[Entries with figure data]
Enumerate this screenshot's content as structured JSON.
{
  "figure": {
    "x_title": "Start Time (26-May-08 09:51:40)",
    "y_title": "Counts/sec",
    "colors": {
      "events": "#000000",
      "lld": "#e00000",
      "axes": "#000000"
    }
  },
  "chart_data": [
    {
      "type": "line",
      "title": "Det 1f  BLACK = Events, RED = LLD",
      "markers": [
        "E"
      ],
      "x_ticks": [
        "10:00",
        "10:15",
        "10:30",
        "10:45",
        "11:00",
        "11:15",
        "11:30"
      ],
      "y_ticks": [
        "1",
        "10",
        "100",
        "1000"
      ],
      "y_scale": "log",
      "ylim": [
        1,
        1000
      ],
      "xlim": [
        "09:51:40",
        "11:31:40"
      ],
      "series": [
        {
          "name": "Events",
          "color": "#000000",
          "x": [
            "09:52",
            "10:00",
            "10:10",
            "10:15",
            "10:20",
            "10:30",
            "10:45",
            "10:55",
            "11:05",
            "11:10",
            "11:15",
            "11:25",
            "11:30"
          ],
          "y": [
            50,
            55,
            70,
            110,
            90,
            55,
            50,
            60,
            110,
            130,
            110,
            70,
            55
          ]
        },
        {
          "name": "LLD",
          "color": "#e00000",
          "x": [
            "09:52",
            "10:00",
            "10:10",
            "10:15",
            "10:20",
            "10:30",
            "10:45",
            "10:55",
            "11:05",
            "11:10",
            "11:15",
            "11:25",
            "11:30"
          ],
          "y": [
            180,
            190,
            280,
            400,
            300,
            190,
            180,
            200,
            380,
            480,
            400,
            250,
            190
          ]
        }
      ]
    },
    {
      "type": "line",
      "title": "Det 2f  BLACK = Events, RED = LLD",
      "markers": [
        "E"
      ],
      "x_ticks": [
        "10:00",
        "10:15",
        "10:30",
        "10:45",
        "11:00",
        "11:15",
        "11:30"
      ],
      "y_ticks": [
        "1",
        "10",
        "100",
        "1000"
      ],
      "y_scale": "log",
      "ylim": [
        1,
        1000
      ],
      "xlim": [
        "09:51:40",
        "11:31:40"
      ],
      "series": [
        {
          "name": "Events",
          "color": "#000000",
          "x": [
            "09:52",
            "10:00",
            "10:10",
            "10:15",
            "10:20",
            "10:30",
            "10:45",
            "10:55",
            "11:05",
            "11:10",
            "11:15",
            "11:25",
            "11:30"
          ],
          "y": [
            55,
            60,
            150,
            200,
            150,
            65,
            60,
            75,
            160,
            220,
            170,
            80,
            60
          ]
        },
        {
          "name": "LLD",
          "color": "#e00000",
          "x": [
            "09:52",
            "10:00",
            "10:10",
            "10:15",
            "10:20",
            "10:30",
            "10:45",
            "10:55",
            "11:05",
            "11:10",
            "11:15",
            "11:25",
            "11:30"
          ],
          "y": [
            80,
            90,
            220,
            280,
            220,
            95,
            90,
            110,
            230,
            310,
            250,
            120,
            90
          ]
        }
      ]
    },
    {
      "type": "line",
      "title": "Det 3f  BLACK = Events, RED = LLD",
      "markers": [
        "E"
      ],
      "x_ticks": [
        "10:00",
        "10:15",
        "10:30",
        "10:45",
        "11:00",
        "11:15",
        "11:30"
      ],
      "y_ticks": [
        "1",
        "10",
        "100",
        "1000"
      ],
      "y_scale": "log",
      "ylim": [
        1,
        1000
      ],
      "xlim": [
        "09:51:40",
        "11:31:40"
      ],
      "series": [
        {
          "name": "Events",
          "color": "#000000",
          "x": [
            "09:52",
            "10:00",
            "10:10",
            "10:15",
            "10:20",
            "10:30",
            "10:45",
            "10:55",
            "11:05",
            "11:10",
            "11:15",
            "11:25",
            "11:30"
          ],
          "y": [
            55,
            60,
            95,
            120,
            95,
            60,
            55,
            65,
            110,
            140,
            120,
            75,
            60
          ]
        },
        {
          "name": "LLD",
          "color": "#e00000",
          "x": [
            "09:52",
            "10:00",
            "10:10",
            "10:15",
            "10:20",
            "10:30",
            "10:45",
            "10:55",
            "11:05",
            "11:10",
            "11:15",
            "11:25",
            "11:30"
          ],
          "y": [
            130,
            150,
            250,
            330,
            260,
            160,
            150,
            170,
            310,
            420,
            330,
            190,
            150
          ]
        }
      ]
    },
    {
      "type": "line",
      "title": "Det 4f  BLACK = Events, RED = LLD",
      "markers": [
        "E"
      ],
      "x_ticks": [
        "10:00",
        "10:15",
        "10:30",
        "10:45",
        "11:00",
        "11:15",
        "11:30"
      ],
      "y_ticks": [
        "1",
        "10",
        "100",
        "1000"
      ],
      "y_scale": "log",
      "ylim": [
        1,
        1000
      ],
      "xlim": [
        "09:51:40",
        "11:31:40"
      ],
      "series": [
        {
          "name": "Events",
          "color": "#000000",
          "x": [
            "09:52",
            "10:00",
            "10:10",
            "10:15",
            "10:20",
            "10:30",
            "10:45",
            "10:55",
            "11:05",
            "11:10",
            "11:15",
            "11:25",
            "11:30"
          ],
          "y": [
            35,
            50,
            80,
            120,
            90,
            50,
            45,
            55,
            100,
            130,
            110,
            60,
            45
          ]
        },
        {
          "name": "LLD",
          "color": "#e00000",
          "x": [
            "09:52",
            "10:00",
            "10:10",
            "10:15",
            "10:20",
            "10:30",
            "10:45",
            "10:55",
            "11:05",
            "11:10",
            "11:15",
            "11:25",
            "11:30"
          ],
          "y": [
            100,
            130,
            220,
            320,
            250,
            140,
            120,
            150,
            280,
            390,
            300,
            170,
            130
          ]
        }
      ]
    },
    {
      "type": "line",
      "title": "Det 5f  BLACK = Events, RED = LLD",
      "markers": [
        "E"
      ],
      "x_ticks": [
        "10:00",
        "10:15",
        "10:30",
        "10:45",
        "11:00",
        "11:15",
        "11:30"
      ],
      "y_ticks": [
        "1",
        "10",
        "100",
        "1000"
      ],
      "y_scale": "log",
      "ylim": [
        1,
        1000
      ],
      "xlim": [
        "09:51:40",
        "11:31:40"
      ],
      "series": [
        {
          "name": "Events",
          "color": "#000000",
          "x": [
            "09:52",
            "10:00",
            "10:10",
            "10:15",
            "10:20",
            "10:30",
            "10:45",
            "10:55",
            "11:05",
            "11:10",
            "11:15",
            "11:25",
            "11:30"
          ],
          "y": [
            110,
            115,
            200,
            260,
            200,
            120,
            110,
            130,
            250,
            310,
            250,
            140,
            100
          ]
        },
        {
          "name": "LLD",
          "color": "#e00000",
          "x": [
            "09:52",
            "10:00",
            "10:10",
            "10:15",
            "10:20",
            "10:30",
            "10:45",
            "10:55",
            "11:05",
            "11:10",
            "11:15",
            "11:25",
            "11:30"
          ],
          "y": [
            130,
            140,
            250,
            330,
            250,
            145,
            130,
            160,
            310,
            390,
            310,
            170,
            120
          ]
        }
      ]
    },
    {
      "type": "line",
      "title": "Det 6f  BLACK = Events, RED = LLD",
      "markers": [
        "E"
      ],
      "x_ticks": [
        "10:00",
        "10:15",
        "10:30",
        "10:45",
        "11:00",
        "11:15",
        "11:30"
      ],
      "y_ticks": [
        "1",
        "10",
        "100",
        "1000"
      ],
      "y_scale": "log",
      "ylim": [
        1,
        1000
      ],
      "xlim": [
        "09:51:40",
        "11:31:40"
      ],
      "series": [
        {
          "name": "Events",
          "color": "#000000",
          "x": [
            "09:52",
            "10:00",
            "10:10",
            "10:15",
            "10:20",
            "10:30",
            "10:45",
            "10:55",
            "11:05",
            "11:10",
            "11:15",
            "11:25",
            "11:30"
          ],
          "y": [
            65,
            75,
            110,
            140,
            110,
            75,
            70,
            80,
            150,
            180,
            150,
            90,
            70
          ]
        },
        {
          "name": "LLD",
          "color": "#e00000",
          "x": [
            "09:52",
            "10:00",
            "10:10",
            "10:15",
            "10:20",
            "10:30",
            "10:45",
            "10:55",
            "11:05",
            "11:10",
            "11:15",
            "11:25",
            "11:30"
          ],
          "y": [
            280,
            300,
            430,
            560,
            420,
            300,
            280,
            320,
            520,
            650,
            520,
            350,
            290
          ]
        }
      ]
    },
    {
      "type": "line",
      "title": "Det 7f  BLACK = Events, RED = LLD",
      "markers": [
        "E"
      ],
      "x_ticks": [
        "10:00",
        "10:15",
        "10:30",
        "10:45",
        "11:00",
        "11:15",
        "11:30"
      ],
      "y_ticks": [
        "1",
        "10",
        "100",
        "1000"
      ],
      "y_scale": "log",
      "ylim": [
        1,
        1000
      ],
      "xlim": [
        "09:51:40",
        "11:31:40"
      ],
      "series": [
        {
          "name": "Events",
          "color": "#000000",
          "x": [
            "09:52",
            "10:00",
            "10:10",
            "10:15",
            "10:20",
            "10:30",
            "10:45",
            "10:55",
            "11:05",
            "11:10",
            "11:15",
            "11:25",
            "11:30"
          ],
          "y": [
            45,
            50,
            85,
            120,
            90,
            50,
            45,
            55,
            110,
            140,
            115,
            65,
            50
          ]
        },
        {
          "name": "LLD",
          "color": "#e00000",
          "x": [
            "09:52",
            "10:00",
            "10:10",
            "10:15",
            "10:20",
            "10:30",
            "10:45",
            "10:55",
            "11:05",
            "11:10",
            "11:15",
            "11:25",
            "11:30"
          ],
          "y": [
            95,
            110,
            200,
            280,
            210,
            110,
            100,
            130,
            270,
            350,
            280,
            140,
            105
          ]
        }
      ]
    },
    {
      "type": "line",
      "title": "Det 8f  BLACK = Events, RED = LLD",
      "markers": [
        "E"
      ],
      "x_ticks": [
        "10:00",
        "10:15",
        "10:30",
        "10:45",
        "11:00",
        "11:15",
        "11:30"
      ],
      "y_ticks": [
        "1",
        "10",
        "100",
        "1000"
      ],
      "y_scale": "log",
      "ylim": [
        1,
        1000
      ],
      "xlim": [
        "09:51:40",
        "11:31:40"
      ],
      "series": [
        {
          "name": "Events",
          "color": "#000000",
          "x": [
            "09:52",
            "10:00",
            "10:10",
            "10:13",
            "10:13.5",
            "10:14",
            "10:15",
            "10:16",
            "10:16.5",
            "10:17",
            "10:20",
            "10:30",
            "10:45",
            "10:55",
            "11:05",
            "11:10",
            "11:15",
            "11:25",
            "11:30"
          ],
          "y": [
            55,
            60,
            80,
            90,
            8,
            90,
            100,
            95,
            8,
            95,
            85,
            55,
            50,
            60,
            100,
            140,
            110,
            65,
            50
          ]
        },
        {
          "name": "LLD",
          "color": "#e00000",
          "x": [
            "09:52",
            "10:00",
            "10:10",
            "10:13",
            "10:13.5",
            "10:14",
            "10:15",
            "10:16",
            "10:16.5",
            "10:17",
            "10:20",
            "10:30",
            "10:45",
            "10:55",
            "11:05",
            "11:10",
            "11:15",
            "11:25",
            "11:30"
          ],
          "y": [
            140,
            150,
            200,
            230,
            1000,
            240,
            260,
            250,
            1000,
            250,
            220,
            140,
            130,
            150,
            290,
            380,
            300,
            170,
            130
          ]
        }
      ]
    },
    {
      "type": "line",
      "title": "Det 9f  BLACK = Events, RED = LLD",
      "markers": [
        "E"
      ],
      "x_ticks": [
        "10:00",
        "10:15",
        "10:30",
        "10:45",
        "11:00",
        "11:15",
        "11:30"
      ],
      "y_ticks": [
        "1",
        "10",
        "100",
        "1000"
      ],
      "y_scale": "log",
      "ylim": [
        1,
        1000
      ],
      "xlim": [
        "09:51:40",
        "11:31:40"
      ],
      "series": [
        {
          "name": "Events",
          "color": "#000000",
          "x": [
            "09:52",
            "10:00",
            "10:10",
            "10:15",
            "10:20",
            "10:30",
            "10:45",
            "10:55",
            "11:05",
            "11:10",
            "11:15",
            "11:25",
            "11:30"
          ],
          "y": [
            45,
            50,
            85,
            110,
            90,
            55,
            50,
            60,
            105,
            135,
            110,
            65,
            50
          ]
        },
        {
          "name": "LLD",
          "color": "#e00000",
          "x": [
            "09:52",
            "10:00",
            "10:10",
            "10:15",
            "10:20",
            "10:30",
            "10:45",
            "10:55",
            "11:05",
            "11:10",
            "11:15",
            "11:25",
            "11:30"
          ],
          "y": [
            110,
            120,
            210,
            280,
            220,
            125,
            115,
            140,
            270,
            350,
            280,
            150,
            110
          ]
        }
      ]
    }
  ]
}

» WHAT TO DO:
Working from the entries above, return all lines that contain "BLACK".

» EXERCISE OUTPUT:
      "title": "Det 1f  BLACK = Events, RED = LLD",
      "title": "Det 2f  BLACK = Events, RED = LLD",
      "title": "Det 3f  BLACK = Events, RED = LLD",
      "title": "Det 4f  BLACK = Events, RED = LLD",
      "title": "Det 5f  BLACK = Events, RED = LLD",
      "title": "Det 6f  BLACK = Events, RED = LLD",
      "title": "Det 7f  BLACK = Events, RED = LLD",
      "title": "Det 8f  BLACK = Events, RED = LLD",
      "title": "Det 9f  BLACK = Events, RED = LLD",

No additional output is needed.